Dataset records ::
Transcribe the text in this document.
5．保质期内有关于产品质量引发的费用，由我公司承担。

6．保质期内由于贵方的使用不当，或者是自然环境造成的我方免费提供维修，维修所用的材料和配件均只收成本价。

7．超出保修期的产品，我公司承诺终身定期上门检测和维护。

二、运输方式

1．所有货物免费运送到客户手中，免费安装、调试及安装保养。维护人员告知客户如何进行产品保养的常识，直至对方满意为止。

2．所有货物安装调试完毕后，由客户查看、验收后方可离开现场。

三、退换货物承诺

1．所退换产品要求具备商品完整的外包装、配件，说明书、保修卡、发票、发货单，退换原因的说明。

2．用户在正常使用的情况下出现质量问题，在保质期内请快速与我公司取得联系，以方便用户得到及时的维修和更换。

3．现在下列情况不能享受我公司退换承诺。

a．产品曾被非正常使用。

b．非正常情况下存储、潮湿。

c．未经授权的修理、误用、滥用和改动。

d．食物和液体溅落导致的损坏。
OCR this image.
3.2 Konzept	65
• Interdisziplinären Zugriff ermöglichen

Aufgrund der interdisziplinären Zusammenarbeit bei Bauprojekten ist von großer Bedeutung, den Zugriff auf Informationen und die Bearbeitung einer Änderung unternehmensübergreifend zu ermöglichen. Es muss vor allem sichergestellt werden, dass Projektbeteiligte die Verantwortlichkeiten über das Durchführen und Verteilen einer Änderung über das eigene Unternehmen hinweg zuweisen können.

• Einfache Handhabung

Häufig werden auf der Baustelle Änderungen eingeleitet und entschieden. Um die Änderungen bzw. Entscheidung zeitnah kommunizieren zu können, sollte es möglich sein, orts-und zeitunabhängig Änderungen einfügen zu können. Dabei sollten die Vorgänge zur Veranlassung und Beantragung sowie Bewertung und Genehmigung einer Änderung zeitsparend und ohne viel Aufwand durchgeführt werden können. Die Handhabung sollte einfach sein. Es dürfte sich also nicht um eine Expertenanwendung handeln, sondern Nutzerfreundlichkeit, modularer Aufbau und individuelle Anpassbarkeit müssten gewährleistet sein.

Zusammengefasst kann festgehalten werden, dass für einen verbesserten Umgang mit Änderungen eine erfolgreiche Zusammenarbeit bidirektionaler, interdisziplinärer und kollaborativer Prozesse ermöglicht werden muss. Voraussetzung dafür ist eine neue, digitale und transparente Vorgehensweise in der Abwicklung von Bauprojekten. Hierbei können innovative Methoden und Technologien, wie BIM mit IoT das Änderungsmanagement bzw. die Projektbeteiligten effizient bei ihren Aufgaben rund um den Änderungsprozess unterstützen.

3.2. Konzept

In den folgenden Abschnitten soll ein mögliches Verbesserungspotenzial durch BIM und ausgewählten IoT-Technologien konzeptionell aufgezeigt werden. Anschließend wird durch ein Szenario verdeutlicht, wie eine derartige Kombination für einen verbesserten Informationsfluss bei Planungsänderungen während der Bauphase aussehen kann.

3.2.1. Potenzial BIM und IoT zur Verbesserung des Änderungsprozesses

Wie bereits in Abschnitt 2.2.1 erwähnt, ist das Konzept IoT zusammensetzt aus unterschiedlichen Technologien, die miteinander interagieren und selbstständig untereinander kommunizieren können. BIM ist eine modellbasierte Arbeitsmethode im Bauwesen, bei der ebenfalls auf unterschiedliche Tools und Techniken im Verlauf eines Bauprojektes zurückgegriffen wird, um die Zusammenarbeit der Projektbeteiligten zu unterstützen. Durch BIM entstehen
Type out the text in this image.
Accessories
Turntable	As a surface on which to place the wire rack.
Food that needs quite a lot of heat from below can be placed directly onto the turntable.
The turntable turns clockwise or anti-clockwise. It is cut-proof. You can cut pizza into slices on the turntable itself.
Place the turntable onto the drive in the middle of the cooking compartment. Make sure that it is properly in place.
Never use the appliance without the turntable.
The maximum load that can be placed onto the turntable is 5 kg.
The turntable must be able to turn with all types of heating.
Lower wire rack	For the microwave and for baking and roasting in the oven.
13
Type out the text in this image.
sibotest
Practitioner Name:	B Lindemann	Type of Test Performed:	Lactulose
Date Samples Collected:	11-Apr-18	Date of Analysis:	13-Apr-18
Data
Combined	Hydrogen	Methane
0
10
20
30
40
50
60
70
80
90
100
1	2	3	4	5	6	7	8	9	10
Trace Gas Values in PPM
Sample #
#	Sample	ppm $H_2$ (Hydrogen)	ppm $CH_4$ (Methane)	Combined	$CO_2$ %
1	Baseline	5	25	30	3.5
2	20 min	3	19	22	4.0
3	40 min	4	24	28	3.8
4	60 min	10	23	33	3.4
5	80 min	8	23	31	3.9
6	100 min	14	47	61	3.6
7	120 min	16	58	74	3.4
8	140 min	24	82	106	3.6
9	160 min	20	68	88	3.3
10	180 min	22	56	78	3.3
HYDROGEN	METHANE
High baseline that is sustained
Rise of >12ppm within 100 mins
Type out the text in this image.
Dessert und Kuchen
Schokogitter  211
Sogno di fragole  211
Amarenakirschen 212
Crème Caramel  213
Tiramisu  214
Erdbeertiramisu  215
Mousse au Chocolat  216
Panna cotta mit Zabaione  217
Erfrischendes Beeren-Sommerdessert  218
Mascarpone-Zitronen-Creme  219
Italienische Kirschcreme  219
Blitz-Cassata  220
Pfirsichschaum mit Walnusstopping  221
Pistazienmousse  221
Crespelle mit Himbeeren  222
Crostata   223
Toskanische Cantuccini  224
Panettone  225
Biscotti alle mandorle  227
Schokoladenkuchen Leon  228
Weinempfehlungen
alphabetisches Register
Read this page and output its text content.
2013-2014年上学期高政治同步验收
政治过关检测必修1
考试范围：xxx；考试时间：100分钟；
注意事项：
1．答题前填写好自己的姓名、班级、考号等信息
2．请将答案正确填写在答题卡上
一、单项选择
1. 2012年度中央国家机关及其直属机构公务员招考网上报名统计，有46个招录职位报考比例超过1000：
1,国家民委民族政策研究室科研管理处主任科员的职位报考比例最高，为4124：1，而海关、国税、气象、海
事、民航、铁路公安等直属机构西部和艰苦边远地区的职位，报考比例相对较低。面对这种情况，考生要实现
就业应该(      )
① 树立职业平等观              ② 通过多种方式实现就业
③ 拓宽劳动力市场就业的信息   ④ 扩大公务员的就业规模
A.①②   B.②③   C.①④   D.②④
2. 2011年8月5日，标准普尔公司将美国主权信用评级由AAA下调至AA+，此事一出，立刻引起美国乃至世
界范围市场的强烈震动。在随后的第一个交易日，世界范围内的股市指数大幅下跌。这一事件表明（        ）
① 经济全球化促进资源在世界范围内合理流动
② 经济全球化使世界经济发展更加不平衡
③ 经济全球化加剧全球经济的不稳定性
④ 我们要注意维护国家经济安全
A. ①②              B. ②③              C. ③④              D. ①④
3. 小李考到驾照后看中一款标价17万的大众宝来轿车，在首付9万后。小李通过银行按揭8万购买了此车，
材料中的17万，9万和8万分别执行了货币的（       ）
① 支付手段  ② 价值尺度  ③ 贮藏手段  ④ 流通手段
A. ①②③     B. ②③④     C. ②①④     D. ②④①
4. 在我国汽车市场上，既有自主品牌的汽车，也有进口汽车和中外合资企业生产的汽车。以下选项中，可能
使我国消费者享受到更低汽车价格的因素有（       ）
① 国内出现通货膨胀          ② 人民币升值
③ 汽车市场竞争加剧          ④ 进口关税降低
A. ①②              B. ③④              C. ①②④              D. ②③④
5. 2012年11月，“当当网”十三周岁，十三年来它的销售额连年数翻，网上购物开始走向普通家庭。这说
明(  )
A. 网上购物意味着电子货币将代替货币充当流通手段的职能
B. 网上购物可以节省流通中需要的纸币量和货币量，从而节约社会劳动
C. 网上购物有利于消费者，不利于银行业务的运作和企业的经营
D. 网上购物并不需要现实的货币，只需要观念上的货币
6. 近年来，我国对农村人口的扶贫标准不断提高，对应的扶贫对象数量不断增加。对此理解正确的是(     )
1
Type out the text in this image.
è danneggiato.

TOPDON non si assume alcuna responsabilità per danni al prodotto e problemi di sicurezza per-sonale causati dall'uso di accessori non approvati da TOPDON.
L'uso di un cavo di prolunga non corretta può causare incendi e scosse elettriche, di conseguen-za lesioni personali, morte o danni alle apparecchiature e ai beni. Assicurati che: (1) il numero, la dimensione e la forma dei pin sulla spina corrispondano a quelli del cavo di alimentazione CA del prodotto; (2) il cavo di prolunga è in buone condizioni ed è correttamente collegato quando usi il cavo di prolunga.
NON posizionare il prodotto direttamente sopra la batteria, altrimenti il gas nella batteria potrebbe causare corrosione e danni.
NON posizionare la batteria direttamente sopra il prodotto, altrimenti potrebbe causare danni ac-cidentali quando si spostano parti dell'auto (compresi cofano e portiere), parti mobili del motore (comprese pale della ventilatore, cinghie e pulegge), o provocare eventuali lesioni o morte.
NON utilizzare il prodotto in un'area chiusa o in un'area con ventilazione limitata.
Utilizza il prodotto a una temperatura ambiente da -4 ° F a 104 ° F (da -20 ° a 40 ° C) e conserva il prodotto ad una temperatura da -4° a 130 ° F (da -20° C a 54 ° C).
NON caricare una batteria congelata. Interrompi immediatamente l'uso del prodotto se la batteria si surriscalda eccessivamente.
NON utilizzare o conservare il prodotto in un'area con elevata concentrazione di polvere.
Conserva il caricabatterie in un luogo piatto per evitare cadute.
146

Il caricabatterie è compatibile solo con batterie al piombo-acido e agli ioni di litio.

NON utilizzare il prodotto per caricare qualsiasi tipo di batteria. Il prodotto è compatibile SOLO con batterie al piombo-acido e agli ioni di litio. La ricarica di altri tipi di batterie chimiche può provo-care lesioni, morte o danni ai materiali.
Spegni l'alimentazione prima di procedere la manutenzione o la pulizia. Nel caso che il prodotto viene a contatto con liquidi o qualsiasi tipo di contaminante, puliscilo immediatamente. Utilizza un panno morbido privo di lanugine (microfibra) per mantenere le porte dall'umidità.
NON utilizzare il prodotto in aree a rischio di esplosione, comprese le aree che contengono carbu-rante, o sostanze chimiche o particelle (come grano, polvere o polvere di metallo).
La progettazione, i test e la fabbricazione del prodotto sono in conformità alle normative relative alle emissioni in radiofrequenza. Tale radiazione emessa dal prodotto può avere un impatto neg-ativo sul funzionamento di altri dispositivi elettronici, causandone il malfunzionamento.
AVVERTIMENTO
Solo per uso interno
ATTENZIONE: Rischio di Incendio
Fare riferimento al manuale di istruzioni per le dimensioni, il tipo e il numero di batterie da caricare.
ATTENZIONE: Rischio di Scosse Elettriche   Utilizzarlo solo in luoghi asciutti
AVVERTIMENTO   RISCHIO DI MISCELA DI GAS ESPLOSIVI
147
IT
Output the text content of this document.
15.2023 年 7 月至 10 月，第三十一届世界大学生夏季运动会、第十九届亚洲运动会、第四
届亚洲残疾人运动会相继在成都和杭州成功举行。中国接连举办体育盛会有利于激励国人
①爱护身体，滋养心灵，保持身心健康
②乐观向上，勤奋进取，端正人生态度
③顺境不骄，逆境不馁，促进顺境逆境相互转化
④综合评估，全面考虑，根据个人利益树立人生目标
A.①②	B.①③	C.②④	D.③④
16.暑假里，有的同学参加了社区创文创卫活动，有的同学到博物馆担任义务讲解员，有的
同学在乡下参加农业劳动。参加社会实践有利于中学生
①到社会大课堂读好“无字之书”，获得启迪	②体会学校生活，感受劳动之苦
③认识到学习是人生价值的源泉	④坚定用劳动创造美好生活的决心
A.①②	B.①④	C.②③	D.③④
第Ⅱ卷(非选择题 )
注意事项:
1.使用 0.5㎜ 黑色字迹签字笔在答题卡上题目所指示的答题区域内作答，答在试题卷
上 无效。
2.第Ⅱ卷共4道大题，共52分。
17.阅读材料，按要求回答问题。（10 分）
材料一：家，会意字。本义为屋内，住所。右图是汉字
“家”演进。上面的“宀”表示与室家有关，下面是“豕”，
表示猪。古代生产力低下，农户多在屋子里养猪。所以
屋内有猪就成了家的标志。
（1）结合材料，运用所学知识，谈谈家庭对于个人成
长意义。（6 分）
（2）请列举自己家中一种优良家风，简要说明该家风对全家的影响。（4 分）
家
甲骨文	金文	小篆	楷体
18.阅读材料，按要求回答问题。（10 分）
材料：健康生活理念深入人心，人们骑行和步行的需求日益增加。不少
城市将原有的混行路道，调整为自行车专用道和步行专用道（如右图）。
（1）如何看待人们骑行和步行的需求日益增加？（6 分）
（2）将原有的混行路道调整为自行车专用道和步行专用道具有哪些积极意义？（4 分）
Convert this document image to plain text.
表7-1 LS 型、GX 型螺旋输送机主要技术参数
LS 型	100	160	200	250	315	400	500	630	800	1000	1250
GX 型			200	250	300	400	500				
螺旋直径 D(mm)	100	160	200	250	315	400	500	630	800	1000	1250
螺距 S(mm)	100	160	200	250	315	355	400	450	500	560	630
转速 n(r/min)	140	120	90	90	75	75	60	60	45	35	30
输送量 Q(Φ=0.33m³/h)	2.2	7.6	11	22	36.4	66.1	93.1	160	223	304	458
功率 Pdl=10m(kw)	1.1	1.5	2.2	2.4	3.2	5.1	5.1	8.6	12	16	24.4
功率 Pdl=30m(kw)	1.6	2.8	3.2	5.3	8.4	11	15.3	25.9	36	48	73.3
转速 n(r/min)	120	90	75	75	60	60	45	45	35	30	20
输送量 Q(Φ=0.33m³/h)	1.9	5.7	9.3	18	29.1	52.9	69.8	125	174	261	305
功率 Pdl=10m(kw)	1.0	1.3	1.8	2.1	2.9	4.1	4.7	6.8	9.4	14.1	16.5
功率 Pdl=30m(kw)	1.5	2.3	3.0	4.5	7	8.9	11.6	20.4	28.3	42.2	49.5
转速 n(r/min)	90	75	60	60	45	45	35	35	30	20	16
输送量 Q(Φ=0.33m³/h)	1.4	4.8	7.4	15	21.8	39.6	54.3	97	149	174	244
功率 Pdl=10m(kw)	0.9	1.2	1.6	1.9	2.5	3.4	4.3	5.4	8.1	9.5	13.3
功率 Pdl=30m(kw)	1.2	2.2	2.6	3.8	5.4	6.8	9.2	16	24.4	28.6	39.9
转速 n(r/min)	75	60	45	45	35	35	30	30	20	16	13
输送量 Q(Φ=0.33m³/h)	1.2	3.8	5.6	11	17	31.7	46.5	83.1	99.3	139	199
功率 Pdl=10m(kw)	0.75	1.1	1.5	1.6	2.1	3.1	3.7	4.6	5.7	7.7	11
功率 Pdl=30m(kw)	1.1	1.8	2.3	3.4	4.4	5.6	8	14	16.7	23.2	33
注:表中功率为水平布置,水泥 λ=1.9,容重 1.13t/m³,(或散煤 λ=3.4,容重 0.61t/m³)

Work required :: Which lines in the listing above hold the word "rack"? Show each of them.

Answer to the problem ::
Turntable	As a surface on which to place the wire rack.
Lower wire rack	For the microwave and for baking and roasting in the oven.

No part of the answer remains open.